### Task to carry out
Each line containing the word "code" should be found and copied.

============

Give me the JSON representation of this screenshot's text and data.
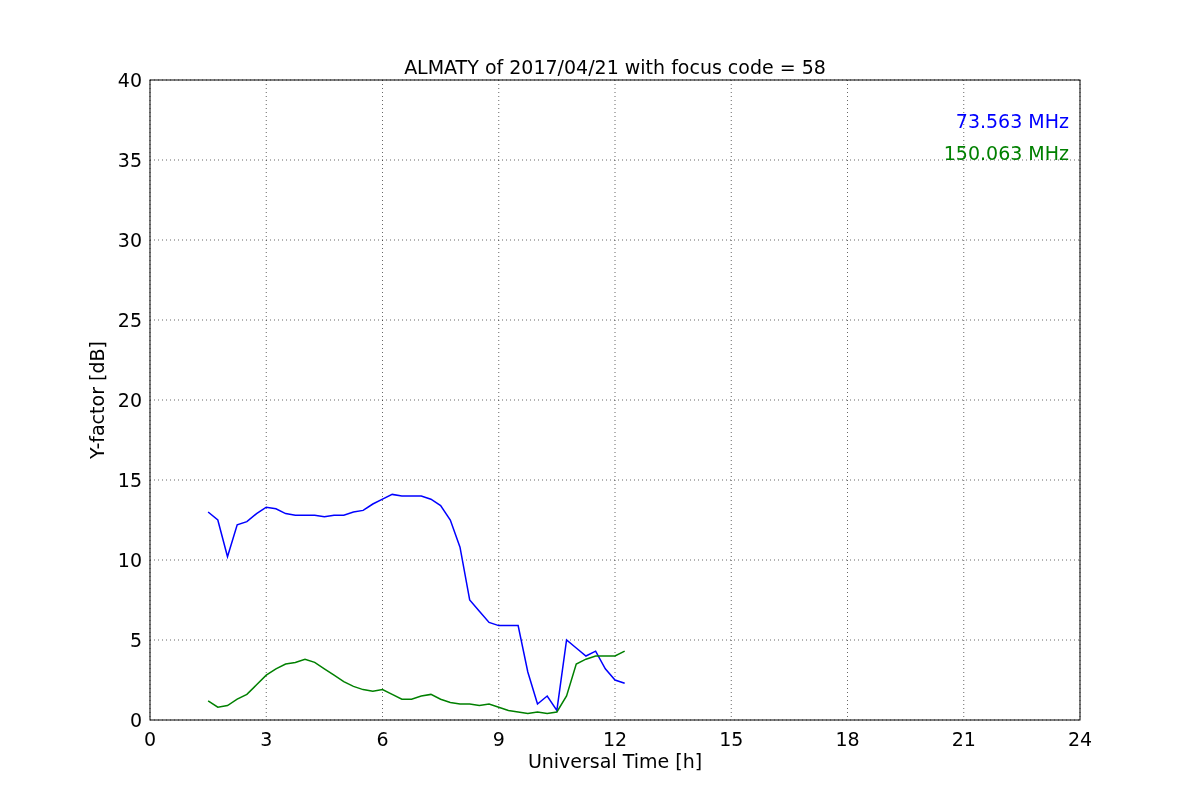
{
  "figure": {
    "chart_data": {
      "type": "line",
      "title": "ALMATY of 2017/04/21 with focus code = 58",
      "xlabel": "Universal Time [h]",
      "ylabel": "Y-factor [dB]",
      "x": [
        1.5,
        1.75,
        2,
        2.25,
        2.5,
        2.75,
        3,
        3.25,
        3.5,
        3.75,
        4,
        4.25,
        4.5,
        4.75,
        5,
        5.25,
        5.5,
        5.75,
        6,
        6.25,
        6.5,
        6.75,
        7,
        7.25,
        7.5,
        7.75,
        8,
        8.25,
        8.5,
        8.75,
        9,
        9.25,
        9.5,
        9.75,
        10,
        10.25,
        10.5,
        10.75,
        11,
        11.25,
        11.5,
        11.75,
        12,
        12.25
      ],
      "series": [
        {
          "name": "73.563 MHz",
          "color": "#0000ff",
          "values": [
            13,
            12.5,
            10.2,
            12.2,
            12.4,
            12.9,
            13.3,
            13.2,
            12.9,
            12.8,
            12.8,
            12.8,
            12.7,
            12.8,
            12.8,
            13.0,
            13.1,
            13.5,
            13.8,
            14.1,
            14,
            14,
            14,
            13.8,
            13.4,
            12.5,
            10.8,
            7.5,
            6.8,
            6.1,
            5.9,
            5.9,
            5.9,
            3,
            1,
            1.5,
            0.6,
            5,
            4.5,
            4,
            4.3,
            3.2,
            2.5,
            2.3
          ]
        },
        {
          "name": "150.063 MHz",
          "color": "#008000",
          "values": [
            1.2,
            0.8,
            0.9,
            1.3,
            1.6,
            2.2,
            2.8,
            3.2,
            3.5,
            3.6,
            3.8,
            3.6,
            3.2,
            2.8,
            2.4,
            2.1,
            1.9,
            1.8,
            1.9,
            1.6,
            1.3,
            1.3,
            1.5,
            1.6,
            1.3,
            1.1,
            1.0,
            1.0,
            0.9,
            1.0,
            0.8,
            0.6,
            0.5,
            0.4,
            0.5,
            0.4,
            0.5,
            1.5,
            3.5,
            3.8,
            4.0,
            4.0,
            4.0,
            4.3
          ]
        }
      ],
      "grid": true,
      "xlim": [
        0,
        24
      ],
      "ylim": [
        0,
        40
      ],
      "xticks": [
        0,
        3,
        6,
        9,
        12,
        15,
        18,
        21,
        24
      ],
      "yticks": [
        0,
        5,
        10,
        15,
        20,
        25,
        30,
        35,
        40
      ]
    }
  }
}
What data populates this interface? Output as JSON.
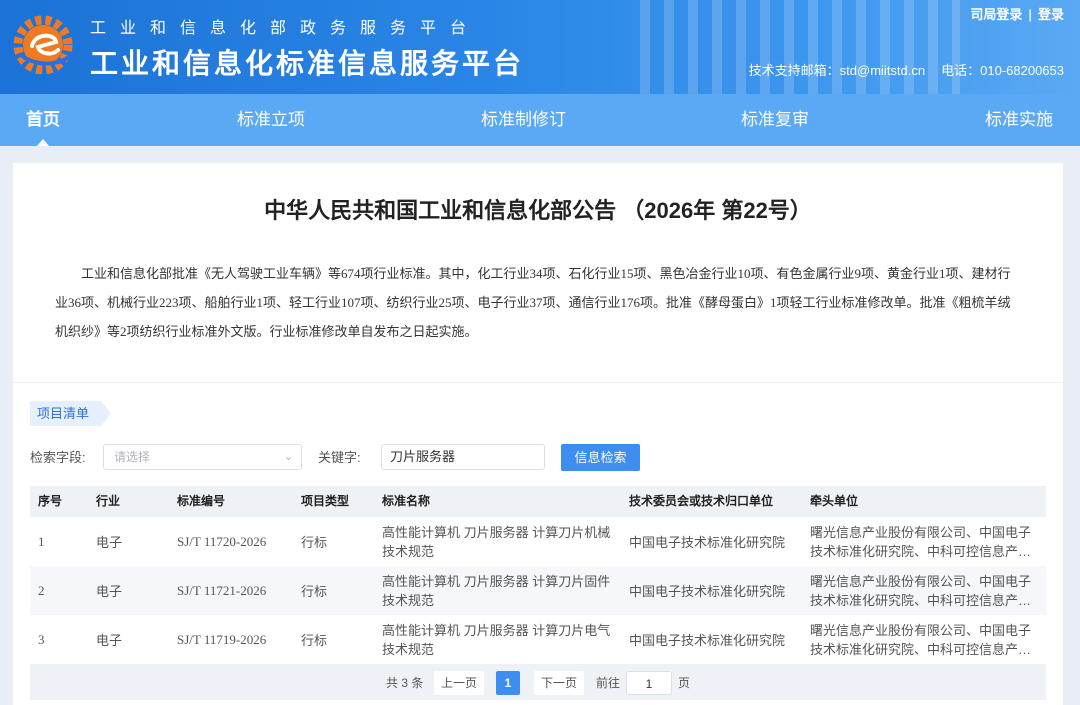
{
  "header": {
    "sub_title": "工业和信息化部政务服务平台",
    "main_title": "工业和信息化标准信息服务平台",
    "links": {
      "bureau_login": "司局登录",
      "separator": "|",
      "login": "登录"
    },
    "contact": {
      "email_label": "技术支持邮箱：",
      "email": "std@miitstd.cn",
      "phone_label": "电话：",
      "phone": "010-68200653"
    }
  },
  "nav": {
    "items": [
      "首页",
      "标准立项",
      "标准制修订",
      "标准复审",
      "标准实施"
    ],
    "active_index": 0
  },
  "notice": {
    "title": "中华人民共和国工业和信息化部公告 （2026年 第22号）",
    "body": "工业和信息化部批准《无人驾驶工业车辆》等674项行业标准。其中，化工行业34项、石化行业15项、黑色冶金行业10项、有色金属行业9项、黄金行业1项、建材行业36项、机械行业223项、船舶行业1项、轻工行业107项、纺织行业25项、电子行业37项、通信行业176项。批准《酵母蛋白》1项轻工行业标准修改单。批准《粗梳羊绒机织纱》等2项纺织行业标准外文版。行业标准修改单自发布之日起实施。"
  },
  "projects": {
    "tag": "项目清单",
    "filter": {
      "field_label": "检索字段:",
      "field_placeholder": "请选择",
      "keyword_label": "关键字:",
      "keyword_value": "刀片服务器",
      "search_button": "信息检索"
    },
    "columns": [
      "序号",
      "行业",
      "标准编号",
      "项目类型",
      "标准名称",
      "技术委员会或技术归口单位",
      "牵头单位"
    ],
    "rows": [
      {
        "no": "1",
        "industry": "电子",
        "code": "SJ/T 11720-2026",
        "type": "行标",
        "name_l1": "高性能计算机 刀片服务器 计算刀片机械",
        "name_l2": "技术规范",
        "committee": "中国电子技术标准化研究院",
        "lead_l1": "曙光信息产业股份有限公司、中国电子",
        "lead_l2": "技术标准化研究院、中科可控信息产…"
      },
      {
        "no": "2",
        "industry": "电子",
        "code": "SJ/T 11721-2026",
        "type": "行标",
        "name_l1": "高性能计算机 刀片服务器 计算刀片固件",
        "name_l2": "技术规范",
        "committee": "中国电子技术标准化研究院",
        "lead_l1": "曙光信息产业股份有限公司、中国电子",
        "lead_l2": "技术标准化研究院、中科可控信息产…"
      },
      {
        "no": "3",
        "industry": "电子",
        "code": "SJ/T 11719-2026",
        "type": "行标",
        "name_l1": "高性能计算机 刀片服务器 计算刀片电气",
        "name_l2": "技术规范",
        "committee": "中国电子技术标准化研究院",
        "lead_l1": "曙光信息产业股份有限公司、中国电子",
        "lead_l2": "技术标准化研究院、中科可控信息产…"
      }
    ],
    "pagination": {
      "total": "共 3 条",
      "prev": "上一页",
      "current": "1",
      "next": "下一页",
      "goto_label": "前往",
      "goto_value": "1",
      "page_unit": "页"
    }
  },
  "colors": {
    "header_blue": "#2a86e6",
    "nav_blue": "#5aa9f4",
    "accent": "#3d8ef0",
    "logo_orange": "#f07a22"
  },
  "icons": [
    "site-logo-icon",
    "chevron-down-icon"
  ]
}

============

### Written response
      "title": "ALMATY of 2017/04/21 with focus code = 58",
        "code": "SJ/T 11720-2026",
        "code": "SJ/T 11721-2026",
        "code": "SJ/T 11719-2026",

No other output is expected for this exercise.